READING PASSAGE:
▼

A quick bite at In - N - Out Burger by the side of the highway to buy some time to make sure the two dozen travel brochures I'd picked through would yield the right combination of things to do and I was off, roaring down Interstate I-19 towards a previously unknown bit of history - the best kind - called Tumacacori. In this national park lie the ruins of three Spanish missions, the oldest of which dates from 1691. The one pictured here is the only one really worth seeing as it is the only one still standing and largely intact. The grounds evoke an era of no roads, hard scrabble living and unyielding frontier heat as the Jesuits fought wind, weather and warrior to convert the locals. It was a perfect blue sky early afternoon to start the whirlwind tour and a great way to see a nearly forgotten attraction by the side of the highway.

Motoring back north towards Tucson and the next stop on the list of things to do I was trying to decide what to do. Should I should rush through this next one just as quickly so as to try and get in a third before the sun went down and my time-warped body clock started over-drafting energy I knew I wouldn't have later? I had my answer as I pulled in to the parking area for the Mission of San Xavier del Bac, hardly ten miles south of Tucson. It still serves the Tohono O'odham people on whose land it has sat since 1699. The aesthetic claim to fame here is the elaborate, almost overwrought decor of the interior which has led some to describe it as the Sistine Chapel of North America.

▲

DATA SEGMENT:
▼

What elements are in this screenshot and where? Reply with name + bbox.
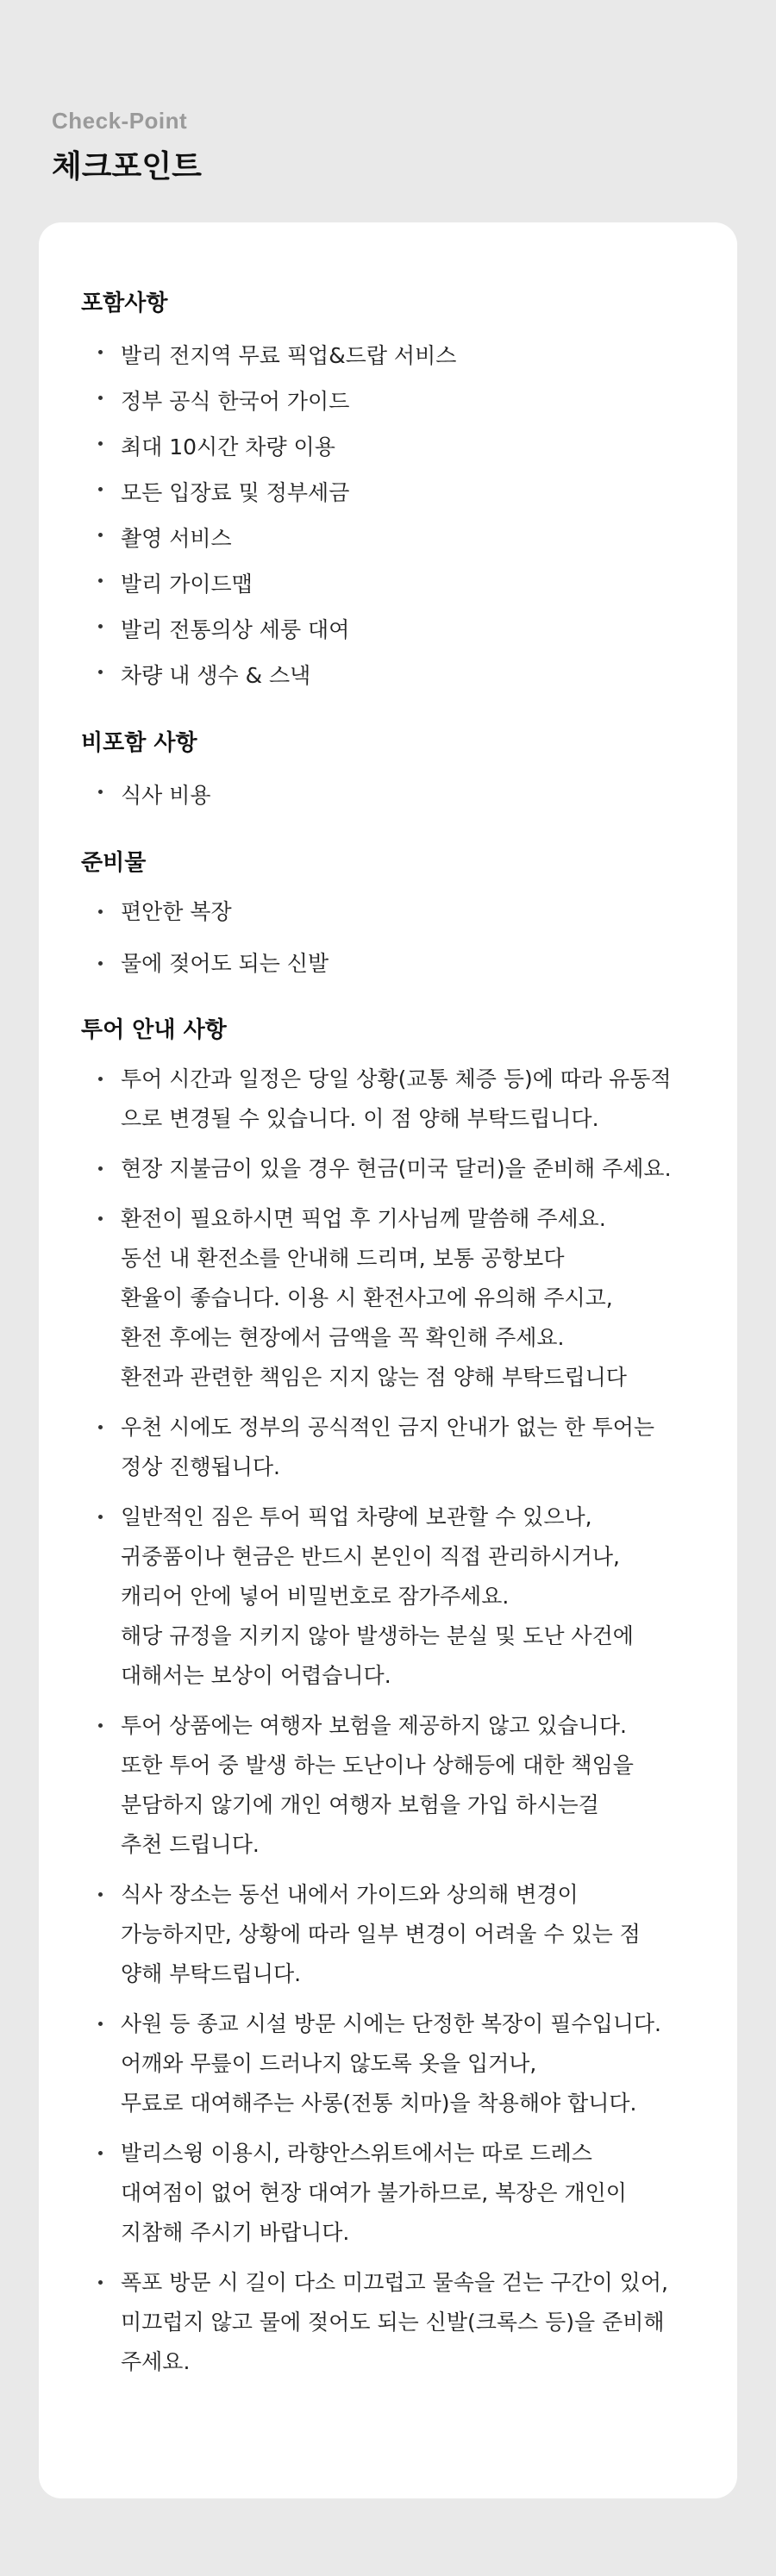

▲

REQUIREMENTS:
a. Decide whether each statement agrees with the passage about Tumacacori and San Xavier del Bac. Answer yes or no for each, and quote the words of the passage that decide it.
(i) The oldest of the three Spanish missions at Tumacacori dates from 1691.
(ii) All three missions at Tumacacori are still standing.
(iii) The Mission of San Xavier del Bac lies about thirty miles south of Tucson.
b. Summarize the passage about Tumacacori and San Xavier del Bac in two sentences.
c. According to the passage about Tumacacori and San Xavier del Bac, which people does the Mission of San Xavier del Bac still serve?

ANSWERS BELOW:
a.
(i) Yes: "the oldest of which dates from 1691"
(ii) No: "the only one still standing and largely intact"
(iii) No: "hardly ten miles south of Tucson"

b. The writer drove down Interstate I-19 to Tumacacori, a national park holding the ruins of three Spanish missions, of which only one is still standing and largely intact. Heading back north toward Tucson, the writer stopped at the Mission of San Xavier del Bac, which still serves the Tohono O'odham people and has an interior so elaborate that some call it the Sistine Chapel of North America.

c. The Tohono O'odham people.